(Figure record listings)
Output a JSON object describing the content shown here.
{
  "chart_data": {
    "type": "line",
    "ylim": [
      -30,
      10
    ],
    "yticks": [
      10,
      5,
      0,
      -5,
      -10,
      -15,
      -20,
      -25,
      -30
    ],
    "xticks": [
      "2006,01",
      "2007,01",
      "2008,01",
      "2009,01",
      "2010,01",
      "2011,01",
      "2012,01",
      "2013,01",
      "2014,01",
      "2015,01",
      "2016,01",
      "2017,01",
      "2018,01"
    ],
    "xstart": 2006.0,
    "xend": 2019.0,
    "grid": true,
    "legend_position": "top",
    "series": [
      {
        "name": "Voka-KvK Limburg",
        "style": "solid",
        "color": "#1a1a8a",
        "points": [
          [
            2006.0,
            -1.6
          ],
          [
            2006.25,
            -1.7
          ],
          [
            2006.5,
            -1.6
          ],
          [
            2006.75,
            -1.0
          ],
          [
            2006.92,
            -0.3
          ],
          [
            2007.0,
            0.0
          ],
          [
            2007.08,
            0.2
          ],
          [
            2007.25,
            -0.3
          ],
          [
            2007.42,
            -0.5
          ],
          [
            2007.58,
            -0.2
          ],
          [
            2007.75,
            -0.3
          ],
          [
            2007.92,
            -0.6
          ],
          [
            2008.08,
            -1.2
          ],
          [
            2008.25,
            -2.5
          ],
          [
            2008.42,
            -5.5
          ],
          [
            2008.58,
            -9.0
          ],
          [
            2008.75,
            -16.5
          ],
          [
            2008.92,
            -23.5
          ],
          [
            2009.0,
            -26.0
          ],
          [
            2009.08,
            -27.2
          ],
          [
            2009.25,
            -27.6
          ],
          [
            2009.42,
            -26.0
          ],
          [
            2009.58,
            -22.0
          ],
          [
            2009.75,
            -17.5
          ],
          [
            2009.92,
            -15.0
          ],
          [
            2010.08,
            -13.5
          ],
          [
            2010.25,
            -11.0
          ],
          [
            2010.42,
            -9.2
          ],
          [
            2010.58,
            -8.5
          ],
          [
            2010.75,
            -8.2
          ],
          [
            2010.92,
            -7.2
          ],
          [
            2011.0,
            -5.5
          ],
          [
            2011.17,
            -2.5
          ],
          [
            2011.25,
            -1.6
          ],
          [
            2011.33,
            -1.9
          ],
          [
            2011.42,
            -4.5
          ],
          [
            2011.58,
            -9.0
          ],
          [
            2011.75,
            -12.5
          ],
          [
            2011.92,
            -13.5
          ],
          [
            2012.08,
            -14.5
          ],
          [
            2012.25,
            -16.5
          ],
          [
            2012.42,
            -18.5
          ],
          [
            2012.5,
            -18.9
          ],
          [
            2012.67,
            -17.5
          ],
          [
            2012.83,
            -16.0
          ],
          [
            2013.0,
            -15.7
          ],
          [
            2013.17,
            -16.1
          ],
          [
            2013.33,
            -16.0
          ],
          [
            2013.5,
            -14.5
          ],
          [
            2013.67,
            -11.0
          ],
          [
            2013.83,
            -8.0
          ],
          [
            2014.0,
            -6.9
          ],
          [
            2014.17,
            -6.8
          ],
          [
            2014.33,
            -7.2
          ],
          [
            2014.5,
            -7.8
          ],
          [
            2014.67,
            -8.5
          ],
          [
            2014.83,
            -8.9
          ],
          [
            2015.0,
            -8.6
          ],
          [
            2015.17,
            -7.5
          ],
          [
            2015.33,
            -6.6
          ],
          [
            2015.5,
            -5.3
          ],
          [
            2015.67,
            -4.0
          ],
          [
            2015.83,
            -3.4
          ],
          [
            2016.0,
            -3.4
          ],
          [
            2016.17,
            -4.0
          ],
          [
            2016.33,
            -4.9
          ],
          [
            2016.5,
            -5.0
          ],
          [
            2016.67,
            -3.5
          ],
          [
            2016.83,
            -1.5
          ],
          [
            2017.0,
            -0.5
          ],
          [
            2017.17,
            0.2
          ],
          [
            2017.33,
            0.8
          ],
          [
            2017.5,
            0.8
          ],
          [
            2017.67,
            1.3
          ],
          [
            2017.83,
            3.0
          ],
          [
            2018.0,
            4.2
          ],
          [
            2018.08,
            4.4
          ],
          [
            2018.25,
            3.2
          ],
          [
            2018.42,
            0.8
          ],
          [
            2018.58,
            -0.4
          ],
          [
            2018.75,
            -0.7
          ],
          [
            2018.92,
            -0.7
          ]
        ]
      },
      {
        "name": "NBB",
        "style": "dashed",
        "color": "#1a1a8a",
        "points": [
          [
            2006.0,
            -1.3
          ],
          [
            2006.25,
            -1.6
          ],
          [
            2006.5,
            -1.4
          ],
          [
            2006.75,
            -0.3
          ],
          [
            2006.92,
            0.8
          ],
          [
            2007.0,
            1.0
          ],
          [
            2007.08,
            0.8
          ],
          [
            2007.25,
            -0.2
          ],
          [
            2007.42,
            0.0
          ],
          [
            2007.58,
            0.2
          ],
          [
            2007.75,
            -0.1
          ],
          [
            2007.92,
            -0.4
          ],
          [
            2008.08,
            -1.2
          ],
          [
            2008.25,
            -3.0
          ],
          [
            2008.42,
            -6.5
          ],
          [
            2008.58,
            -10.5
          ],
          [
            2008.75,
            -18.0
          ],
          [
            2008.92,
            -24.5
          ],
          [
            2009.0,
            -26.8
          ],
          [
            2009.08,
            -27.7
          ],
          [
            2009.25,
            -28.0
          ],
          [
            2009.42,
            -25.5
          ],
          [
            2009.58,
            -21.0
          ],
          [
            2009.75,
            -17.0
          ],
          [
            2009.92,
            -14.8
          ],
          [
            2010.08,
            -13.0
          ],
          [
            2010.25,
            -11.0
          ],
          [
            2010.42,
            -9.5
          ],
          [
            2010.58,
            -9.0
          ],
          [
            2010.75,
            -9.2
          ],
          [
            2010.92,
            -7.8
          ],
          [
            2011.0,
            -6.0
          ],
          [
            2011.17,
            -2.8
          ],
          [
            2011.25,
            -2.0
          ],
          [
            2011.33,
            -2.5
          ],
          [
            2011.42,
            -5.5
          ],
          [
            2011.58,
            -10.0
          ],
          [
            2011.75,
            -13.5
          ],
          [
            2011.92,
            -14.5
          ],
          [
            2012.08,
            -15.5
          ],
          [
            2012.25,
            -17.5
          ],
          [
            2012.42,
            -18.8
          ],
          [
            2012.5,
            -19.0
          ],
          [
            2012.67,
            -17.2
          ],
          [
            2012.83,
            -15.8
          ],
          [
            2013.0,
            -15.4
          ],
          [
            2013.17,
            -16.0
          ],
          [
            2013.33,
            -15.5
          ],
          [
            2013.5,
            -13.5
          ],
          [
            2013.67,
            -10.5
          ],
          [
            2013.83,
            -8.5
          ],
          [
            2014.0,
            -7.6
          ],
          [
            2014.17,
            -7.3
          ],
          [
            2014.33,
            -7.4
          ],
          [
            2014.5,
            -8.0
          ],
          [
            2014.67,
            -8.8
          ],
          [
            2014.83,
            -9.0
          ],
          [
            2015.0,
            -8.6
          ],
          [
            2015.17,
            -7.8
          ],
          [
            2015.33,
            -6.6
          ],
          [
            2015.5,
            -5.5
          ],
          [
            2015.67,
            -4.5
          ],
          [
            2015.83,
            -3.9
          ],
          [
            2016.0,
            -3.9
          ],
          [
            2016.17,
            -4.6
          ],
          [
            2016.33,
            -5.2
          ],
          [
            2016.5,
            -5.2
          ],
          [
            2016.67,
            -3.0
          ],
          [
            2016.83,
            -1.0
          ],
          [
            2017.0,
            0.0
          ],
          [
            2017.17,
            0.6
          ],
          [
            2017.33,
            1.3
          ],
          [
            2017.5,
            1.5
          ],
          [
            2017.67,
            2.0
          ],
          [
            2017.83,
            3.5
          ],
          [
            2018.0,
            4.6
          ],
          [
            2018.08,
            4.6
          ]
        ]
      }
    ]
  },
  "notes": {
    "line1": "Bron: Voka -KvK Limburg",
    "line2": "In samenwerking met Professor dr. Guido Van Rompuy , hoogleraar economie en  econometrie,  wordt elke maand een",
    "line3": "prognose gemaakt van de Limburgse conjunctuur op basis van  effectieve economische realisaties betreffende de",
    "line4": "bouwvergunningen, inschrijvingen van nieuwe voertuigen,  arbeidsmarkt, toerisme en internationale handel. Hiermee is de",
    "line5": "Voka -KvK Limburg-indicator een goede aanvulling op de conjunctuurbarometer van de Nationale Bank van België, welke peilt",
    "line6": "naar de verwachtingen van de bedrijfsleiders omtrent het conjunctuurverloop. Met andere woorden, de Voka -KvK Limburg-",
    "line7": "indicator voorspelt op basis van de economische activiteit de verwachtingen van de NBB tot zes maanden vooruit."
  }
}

### [WHAT IS BEING ASKED]
Return every line in the listing that contains the word "economische".

### [CORRECT ANSWER]
    "line3": "prognose gemaakt van de Limburgse conjunctuur op basis van  effectieve economische realisaties betreffende de",
    "line7": "indicator voorspelt op basis van de economische activiteit de verwachtingen van de NBB tot zes maanden vooruit."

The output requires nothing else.